Do this: From the listing below, pull each line that includes "FRET".

Rows:
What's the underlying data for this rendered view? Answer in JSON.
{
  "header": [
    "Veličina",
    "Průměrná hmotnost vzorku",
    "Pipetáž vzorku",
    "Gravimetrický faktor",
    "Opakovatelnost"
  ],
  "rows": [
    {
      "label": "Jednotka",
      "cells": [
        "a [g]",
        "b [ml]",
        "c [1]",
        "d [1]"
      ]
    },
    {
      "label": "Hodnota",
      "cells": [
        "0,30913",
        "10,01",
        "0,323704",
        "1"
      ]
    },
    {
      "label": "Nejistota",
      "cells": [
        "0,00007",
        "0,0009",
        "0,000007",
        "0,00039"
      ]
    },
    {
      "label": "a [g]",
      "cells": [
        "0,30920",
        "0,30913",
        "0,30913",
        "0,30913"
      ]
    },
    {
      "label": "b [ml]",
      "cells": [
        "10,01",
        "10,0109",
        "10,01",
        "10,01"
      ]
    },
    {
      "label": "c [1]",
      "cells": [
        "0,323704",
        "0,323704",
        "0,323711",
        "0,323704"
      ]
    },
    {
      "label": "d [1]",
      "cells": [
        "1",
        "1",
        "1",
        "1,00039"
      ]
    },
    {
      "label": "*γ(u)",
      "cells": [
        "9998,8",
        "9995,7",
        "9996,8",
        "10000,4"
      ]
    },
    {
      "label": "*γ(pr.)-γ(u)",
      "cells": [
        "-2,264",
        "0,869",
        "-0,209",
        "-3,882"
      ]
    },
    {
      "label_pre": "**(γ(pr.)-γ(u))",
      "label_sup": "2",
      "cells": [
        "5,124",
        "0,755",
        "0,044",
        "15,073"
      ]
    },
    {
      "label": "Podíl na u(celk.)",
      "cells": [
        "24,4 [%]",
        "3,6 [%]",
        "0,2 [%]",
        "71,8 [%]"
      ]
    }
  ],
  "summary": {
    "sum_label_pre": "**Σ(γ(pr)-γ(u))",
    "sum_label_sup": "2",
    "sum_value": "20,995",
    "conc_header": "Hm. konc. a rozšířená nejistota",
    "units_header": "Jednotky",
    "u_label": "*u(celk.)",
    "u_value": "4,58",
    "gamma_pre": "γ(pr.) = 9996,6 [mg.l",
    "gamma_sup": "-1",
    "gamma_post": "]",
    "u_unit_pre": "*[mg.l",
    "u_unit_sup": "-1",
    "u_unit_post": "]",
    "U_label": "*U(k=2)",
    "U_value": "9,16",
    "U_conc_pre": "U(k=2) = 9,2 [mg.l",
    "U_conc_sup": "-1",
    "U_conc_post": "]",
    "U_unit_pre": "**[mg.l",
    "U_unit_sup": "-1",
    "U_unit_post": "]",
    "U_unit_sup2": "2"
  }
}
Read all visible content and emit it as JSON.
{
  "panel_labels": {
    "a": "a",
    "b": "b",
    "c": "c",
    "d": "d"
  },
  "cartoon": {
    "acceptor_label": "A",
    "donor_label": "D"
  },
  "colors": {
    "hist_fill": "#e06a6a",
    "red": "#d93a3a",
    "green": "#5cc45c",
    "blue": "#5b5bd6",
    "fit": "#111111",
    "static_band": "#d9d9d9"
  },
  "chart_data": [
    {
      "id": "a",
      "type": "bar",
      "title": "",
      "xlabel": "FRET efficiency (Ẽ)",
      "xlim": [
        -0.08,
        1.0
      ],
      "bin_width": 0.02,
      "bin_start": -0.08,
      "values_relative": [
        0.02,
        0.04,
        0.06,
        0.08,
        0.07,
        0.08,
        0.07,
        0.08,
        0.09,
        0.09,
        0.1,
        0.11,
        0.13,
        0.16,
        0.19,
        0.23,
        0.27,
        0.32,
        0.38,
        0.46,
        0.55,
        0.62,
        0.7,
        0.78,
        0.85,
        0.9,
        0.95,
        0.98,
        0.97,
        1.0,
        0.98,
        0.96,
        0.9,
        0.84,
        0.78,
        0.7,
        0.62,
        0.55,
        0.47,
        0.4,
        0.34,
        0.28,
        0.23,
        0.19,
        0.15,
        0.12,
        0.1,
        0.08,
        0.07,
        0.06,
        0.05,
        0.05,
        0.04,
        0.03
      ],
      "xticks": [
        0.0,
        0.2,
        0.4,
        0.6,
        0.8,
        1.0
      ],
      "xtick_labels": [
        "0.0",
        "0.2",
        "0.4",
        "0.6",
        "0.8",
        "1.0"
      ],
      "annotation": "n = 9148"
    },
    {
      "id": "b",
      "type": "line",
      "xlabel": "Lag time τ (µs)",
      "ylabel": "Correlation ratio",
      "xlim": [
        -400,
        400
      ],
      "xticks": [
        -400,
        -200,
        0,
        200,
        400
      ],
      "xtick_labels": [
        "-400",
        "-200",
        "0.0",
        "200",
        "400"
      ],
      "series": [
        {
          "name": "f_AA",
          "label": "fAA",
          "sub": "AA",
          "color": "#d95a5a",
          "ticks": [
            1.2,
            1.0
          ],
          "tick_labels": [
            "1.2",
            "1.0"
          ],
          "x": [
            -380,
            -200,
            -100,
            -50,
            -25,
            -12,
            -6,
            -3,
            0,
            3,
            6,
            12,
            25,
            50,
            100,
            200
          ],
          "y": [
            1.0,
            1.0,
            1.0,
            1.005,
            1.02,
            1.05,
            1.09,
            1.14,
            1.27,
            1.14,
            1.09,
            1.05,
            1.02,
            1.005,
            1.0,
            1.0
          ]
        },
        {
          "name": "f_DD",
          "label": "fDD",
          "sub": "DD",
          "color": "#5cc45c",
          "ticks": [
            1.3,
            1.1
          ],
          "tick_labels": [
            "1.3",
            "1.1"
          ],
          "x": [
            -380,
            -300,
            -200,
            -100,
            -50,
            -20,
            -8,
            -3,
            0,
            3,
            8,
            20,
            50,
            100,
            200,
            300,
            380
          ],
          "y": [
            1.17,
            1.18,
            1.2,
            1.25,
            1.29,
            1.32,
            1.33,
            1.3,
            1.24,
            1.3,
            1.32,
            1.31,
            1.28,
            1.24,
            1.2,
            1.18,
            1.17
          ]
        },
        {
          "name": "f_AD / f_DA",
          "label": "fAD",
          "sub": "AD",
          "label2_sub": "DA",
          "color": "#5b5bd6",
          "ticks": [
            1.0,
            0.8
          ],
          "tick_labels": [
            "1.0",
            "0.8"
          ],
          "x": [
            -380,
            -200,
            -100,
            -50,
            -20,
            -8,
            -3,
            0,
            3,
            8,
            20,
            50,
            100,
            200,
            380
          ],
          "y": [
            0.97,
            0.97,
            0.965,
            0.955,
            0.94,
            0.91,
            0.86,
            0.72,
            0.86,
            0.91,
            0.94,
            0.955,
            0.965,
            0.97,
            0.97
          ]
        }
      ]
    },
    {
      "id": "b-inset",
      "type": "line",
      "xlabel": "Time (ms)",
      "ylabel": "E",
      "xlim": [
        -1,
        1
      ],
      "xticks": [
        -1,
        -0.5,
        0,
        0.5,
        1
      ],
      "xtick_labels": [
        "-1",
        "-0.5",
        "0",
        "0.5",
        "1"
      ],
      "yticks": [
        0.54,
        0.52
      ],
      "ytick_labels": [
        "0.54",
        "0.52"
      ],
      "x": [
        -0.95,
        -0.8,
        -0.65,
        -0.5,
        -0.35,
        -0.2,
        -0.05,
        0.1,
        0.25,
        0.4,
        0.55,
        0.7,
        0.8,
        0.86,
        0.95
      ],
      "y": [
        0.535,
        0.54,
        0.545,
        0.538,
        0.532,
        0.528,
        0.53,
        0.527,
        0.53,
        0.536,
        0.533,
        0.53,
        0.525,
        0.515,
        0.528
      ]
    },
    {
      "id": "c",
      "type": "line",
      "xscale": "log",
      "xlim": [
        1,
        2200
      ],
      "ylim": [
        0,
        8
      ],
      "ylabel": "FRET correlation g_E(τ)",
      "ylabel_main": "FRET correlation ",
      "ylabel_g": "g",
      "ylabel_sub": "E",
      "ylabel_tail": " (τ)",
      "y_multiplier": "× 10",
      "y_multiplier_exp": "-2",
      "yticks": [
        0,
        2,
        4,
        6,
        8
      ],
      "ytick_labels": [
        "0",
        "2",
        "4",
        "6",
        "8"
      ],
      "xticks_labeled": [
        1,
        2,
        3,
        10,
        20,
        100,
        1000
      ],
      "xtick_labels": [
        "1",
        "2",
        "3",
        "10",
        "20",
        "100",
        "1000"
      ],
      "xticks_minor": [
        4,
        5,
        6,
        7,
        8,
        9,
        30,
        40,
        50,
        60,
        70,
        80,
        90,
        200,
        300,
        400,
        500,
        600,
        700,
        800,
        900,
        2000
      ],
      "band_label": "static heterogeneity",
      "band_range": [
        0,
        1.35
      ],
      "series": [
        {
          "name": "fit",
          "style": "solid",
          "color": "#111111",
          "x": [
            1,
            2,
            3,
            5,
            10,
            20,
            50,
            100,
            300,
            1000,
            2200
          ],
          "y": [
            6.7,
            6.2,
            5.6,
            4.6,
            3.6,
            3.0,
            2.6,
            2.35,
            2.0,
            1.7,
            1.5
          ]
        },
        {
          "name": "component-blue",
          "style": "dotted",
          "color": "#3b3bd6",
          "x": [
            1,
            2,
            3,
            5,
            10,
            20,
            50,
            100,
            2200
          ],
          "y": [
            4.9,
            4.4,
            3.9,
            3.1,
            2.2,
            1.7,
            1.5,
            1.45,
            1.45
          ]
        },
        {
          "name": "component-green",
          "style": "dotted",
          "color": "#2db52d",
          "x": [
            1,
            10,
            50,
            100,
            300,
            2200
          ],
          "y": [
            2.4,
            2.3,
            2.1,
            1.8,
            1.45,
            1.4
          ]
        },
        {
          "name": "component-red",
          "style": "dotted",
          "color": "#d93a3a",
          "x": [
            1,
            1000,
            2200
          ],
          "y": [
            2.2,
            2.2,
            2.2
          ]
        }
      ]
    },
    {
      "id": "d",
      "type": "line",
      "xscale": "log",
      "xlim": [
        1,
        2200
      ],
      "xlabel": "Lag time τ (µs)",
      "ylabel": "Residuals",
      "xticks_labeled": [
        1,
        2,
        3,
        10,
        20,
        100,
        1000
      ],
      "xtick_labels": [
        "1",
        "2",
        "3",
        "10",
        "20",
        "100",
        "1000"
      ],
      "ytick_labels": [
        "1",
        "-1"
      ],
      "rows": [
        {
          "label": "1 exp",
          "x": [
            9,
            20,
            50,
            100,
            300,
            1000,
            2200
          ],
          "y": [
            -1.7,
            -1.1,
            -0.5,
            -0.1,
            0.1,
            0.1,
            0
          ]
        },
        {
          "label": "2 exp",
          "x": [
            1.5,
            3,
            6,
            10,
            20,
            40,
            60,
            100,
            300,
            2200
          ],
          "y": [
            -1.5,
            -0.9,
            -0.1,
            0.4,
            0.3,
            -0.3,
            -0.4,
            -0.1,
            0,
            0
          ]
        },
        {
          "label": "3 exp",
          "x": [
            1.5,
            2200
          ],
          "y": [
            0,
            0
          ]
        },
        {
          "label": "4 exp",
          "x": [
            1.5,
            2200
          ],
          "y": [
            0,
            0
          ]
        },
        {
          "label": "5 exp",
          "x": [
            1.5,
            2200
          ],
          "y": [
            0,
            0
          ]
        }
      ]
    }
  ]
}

Written answer:
      "xlabel": "FRET efficiency (Ẽ)",
      "ylabel": "FRET correlation g_E(τ)",
      "ylabel_main": "FRET correlation ",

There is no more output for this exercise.